◆ **Extracted records**:
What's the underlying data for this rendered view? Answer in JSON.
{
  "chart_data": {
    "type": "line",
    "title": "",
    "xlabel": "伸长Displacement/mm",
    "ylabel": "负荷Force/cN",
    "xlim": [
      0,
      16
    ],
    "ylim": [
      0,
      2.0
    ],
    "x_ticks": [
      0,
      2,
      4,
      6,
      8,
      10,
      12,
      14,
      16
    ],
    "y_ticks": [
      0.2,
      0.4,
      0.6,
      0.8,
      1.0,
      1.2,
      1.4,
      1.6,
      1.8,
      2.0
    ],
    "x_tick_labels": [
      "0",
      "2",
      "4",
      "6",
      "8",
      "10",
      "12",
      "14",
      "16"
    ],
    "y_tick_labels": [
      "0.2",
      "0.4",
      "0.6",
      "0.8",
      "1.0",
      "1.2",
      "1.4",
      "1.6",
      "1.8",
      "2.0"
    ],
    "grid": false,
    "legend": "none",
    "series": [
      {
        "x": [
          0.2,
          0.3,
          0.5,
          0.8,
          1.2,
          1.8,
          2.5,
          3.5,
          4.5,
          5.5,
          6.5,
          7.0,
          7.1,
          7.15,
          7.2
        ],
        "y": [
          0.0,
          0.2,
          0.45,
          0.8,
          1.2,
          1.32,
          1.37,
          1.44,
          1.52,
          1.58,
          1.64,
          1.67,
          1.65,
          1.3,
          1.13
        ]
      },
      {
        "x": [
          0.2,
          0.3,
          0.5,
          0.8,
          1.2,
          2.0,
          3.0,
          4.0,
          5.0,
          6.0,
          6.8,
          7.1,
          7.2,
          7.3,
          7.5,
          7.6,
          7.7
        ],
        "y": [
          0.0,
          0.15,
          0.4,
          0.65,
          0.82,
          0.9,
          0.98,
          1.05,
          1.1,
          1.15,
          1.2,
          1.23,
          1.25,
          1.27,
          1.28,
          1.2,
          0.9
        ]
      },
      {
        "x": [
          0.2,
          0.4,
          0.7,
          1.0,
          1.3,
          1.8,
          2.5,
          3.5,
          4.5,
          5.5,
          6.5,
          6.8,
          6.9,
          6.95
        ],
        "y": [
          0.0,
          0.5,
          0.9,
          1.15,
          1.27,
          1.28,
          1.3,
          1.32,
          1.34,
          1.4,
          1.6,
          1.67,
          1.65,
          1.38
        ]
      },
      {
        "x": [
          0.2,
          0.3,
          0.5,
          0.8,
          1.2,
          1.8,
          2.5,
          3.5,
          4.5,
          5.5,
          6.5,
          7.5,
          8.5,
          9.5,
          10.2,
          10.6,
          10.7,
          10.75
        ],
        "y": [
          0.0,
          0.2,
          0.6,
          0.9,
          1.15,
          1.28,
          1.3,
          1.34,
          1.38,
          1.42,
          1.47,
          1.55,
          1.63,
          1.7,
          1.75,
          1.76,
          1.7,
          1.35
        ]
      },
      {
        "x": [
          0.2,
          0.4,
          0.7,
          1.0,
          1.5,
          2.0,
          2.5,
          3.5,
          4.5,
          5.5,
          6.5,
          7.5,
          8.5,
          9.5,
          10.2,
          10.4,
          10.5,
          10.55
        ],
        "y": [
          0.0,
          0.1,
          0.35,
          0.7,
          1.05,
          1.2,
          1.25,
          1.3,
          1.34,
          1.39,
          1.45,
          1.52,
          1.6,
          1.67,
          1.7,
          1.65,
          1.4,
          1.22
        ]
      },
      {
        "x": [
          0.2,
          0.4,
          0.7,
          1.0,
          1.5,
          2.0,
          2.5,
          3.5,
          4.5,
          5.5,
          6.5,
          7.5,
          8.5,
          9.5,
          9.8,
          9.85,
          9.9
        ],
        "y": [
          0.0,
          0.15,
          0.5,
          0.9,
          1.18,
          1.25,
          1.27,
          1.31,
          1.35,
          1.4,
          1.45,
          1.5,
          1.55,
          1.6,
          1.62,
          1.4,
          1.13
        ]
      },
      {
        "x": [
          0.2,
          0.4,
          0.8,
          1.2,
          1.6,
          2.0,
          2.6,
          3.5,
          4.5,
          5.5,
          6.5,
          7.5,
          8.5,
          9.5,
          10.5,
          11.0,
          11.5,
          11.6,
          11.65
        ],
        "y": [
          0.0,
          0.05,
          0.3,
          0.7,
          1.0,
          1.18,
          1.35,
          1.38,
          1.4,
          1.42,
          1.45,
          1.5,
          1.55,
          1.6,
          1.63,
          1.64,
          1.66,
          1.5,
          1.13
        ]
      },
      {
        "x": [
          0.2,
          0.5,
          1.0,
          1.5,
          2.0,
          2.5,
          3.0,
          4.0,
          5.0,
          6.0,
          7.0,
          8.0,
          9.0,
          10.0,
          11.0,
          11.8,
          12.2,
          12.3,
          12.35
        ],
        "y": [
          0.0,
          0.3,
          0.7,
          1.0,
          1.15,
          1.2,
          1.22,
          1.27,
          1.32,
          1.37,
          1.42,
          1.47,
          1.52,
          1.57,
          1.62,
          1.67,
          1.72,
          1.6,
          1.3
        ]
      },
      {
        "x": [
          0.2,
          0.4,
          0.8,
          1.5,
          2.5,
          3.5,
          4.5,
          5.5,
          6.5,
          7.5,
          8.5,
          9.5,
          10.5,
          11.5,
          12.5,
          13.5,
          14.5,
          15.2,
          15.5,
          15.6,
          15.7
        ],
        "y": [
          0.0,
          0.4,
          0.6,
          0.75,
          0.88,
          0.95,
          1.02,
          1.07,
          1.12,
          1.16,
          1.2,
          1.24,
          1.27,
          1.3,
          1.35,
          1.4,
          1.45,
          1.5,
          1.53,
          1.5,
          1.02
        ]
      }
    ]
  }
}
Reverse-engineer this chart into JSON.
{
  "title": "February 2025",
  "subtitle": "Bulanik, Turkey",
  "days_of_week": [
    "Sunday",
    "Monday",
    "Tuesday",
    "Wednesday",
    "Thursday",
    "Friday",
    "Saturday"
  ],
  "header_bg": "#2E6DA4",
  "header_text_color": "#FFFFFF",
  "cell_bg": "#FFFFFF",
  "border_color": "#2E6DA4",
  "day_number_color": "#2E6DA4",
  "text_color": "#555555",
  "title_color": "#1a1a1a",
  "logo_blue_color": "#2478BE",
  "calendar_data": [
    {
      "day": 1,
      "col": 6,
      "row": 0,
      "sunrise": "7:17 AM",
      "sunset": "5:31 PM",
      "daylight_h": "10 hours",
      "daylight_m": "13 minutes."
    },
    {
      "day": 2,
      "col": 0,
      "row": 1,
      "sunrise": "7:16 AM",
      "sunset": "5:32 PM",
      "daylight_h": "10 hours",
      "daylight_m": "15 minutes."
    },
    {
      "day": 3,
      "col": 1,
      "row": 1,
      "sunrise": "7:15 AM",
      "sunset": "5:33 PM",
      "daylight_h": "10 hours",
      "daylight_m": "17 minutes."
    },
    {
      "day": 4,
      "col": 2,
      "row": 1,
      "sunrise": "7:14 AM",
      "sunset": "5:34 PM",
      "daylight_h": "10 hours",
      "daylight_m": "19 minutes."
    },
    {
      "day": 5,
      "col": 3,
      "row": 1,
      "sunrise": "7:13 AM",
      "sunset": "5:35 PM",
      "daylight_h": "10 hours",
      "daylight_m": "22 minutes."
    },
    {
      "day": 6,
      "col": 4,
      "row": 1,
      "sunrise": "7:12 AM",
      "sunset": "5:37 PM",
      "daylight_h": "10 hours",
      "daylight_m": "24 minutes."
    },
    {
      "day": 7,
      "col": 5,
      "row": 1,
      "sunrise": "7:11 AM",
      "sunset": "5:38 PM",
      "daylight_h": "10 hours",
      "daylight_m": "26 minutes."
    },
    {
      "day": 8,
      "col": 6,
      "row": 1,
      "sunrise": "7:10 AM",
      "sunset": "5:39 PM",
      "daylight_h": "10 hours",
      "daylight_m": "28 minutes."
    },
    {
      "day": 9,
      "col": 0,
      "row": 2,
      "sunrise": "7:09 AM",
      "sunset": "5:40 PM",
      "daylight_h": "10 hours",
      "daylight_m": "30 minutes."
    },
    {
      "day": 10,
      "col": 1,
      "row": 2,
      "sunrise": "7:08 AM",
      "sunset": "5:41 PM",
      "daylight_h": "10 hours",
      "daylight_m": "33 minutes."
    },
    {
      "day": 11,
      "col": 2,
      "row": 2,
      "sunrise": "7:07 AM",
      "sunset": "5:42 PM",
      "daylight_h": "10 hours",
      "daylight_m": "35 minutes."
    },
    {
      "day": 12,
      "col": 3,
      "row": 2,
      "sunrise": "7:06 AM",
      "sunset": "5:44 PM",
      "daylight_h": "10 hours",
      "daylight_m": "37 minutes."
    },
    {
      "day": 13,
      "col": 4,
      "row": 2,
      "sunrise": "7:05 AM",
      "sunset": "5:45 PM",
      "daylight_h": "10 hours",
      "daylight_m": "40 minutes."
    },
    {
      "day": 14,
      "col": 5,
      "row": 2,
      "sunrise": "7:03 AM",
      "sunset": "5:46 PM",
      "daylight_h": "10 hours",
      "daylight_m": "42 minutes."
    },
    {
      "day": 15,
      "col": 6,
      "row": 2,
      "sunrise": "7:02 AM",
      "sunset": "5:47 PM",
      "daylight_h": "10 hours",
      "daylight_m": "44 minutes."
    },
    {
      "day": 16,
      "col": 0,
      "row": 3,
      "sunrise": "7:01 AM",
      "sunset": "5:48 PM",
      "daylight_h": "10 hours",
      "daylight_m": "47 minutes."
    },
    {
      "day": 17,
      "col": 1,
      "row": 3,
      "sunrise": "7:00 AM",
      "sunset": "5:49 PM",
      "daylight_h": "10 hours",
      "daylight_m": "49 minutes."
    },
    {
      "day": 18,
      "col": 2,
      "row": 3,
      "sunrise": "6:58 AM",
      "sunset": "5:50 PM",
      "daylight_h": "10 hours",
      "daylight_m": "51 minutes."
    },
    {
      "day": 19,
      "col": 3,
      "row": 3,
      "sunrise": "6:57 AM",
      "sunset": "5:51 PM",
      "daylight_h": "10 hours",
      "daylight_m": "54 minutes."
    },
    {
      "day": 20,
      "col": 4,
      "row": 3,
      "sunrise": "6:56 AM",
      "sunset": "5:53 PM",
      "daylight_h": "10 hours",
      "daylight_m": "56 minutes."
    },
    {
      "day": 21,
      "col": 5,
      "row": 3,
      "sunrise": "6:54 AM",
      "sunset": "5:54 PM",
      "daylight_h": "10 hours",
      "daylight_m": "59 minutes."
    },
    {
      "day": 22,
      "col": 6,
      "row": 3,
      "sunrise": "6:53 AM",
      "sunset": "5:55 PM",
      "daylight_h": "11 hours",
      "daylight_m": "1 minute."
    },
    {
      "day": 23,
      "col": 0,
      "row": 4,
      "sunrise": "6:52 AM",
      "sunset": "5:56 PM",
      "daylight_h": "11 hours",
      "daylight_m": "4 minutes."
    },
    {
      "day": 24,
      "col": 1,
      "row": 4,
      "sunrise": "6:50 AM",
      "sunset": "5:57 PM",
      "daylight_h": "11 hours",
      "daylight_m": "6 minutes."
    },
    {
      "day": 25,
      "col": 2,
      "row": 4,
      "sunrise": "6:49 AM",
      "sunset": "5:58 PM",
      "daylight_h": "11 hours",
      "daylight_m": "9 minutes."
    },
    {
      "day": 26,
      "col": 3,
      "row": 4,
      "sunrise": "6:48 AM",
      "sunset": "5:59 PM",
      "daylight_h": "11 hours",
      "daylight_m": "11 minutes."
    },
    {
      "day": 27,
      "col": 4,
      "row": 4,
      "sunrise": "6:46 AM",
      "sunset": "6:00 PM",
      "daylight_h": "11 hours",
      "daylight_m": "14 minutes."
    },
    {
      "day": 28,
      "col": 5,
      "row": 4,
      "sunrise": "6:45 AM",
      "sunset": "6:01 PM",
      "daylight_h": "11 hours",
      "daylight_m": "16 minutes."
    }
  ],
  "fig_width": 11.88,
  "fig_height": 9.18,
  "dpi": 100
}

◆ **Work to complete**:
Filter the entries down to the lines with the word "this" in them.

◆ **Answer to the exercise**:
What's the underlying data for this rendered view? Answer in JSON.
Reverse-engineer this chart into JSON.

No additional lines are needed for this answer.